--- PASSAGE SHOWN ---
From the Center

Reflections from W&M's Writing Resources Center

Category: writing in college

Writing Centers Grow Up, Too

writingThe transition from high school into university is a large leap for many: students, parents, teachers, administrators, and, yes, even writing centers. Adjusting to the higher quality of writing and topics in numerous subjects that aren’t found in typical high school papers is a daunting task for both the consultant and the consultee, but it’s a necessary leap in higher education that fosters personal and intellectual growth.

High school is often the first time students encounter a a group of people dedicated solely to helping them improve their writing. But high school writing centers are often not valued to the same extent as writing centers at the university level. When I was a junior in high school, I helped found my county’s first in-school writing center, comprised of about thirty students and one very dedicated advisor.

To be honest, it was very slow-going. First, we had to get the word out that we now existed. Then we had to prove our value. The students had no prior experience with a writing center and were wary not just of our authority, but also of our ability to help. The center was only open during lunch hours, so sessions were crammed into 15- to 30-minute chunks and focused more on quick grammar and punctuation fixes than on content and analysis. More often than not, the only students who came to visit were those who were required to by their teachers.

For me, the biggest adjustment to working in a writing center at the university level has been the significant increase in working with students who come in on their own accord—students who truly want to improve their writing and value the consultant’s perspective. Not only that, but now we have an entire hour to sit down and work through the piece together, which is something that allows for a deeper conversation about the topic and arguments.

What I have found most rewarding, however, is the ability to work with more international students. These sessions pose different challenges for both the writer and the consultant. Working with students from a variety of countries has helped me see writing in an entirely different way—every culture, every language, every person has a unique voice and view of the world, and helping these students develop their ideas in their writing is a very rewarding experience that isn’t found often in a high school setting.

A higher education, especially at a liberal arts university like William & Mary, encourages students to gain a broad perspective on subjects in multiple disciplines. University writing centers have adapted to the different levels and expectations of writing, giving students a place to find support as they grow as writers.

Image: https://medium.com/an-idea-for-you/the-two-minutes-it-takes-to-read-this-will-improve-your-writing-forever-82a7d01441d1

Writing Across the Disciplines

booksAs a business major, I didn’t think writing would come up that often in my major-specific classwork. Instead, I had pictured lots of class participation, teamwork, and presentations (all of which do occur). But I’ve had to write a few papers every semester as well, to analyze different industries and companies. And I’ve learned that even presentations are a form of communication which can be prepared in advance and outlined to ensure clarity. Writing is how we convey that we’ve done the research, formulated ideas, and created a game plan or strategy on how to improve the situation we face.
--- RECORD EXTRACTS ---
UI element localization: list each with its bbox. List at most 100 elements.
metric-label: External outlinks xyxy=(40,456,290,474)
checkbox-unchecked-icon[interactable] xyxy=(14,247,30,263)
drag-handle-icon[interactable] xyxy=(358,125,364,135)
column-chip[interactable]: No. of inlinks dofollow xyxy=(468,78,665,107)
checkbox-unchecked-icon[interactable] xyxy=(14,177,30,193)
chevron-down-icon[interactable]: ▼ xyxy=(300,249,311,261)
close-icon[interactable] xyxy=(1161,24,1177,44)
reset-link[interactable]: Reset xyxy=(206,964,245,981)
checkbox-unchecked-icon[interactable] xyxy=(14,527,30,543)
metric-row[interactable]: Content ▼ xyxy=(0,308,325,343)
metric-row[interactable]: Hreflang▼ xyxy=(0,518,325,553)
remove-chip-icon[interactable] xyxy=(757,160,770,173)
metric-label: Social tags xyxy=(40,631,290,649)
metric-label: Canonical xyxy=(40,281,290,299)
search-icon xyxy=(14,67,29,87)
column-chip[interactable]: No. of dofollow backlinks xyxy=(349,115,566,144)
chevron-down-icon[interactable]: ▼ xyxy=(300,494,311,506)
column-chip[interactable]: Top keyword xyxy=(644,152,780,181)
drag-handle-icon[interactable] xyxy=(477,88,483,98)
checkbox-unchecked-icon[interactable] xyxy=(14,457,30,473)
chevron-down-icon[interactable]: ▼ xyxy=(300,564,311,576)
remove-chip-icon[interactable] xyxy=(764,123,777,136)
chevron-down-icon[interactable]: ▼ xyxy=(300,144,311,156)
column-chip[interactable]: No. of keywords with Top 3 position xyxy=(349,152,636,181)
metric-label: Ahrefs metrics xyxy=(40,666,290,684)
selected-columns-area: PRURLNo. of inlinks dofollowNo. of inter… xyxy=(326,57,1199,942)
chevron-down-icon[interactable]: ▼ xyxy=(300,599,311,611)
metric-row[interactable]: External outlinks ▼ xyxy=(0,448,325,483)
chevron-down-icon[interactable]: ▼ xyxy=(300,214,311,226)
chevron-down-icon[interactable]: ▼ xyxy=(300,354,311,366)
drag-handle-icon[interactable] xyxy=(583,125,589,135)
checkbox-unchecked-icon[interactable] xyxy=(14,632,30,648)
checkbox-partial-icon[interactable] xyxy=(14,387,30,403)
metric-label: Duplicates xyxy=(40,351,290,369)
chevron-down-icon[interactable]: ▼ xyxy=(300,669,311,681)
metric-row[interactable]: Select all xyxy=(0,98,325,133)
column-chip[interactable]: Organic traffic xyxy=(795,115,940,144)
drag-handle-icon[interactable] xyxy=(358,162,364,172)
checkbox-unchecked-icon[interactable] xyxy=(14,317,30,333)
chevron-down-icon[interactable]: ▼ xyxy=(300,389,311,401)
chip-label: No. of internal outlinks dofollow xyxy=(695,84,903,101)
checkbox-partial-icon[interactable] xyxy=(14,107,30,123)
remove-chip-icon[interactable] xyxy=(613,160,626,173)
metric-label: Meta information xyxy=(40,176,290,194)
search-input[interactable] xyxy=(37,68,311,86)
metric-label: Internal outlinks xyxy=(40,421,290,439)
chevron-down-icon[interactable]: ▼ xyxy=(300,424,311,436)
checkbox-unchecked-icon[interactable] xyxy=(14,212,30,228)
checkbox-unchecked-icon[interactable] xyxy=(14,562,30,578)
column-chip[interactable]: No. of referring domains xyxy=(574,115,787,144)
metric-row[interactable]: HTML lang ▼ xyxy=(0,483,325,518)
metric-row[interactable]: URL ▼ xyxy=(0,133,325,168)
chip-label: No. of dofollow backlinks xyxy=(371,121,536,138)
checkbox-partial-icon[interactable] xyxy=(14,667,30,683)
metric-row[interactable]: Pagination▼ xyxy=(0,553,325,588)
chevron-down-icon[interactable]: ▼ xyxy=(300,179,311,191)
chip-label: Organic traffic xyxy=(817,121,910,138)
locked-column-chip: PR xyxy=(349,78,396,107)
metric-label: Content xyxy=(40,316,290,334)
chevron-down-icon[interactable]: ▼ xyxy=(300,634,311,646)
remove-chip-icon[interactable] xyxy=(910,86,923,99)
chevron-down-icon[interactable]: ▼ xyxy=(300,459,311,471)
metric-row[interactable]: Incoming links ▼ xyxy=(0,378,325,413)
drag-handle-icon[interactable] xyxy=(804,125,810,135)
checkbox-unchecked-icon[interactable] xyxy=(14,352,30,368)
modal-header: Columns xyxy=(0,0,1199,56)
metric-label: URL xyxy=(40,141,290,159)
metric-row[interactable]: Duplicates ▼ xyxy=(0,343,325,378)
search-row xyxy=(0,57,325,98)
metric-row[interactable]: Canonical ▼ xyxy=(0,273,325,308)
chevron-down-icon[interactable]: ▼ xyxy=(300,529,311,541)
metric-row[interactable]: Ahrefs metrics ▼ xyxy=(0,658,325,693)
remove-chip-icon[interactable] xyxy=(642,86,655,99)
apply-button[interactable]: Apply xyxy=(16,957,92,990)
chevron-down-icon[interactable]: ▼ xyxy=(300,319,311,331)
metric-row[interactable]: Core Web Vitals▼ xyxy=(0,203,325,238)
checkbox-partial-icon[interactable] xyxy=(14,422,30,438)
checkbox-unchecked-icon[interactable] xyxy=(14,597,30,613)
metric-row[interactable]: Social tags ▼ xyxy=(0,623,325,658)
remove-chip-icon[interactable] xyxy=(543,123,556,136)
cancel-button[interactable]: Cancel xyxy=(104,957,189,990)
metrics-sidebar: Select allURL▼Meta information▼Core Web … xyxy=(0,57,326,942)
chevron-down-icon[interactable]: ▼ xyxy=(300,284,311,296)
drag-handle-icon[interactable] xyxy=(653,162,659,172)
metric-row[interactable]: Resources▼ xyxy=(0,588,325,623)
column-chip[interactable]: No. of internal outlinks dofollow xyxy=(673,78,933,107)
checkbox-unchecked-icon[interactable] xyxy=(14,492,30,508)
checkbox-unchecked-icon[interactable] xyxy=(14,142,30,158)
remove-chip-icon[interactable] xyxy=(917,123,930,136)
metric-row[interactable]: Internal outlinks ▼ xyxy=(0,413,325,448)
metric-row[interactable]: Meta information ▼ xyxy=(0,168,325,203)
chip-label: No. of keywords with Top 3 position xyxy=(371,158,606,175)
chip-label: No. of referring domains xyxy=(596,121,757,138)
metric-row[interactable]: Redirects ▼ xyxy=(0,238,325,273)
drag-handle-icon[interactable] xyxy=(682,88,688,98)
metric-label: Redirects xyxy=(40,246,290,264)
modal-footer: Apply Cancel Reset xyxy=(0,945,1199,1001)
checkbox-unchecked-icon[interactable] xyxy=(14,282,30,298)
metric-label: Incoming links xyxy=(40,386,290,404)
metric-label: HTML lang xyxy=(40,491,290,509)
---
## [WORK INSTRUCTIONS]
(1) In the writing center blog, take the stretch starting with "Category: writing in" and going on through "very dedicated advisor.", and write it out again with "learners" in place of "students".
(2) Answer these from the writing center blog:
(a) During what part of the school day was the high school writing center open?
(b) How much time do university sessions allow to work through a piece?
(c) What is the major of the writer of "Writing Across the Disciplines"?

## [SOLUTIONS BY TASK]
(1)
Category: writing in college

Writing Centers Grow Up, Too

writingThe transition from high school into university is a large leap for many: learners, parents, teachers, administrators, and, yes, even writing centers. Adjusting to the higher quality of writing and topics in numerous subjects that aren’t found in typical high school papers is a daunting task for both the consultant and the consultee, but it’s a necessary leap in higher education that fosters personal and intellectual growth.

High school is often the first time learners encounter a a group of people dedicated solely to helping them improve their writing. But high school writing centers are often not valued to the same extent as writing centers at the university level. When I was a junior in high school, I helped found my county’s first in-school writing center, comprised of about thirty learners and one very dedicated advisor.

(2)
(a) Lunch hours
(b) An entire hour
(c) Business